Stored dataset items
start
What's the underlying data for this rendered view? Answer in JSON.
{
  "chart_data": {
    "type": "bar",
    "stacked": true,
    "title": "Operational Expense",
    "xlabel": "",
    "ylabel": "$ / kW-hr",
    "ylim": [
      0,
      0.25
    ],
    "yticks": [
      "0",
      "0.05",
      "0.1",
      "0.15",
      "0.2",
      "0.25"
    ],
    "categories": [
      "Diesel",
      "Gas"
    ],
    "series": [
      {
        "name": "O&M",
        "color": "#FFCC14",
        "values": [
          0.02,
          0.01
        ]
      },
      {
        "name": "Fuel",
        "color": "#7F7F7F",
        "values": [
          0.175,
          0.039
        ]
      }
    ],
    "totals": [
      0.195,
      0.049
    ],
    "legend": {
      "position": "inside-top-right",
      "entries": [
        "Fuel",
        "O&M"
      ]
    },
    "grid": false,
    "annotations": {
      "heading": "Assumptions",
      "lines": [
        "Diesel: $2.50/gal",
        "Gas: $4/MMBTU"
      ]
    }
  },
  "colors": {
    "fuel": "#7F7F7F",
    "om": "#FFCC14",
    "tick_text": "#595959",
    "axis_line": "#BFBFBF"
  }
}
end
TO DO: Exactly as shown above, return every record.

SOLUTION TO THIS TASK:
What's the underlying data for this rendered view? Answer in JSON.
{
  "chart_data": {
    "type": "bar",
    "stacked": true,
    "title": "Operational Expense",
    "xlabel": "",
    "ylabel": "$ / kW-hr",
    "ylim": [
      0,
      0.25
    ],
    "yticks": [
      "0",
      "0.05",
      "0.1",
      "0.15",
      "0.2",
      "0.25"
    ],
    "categories": [
      "Diesel",
      "Gas"
    ],
    "series": [
      {
        "name": "O&M",
        "color": "#FFCC14",
        "values": [
          0.02,
          0.01
        ]
      },
      {
        "name": "Fuel",
        "color": "#7F7F7F",
        "values": [
          0.175,
          0.039
        ]
      }
    ],
    "totals": [
      0.195,
      0.049
    ],
    "legend": {
      "position": "inside-top-right",
      "entries": [
        "Fuel",
        "O&M"
      ]
    },
    "grid": false,
    "annotations": {
      "heading": "Assumptions",
      "lines": [
        "Diesel: $2.50/gal",
        "Gas: $4/MMBTU"
      ]
    }
  },
  "colors": {
    "fuel": "#7F7F7F",
    "om": "#FFCC14",
    "tick_text": "#595959",
    "axis_line": "#BFBFBF"
  }
}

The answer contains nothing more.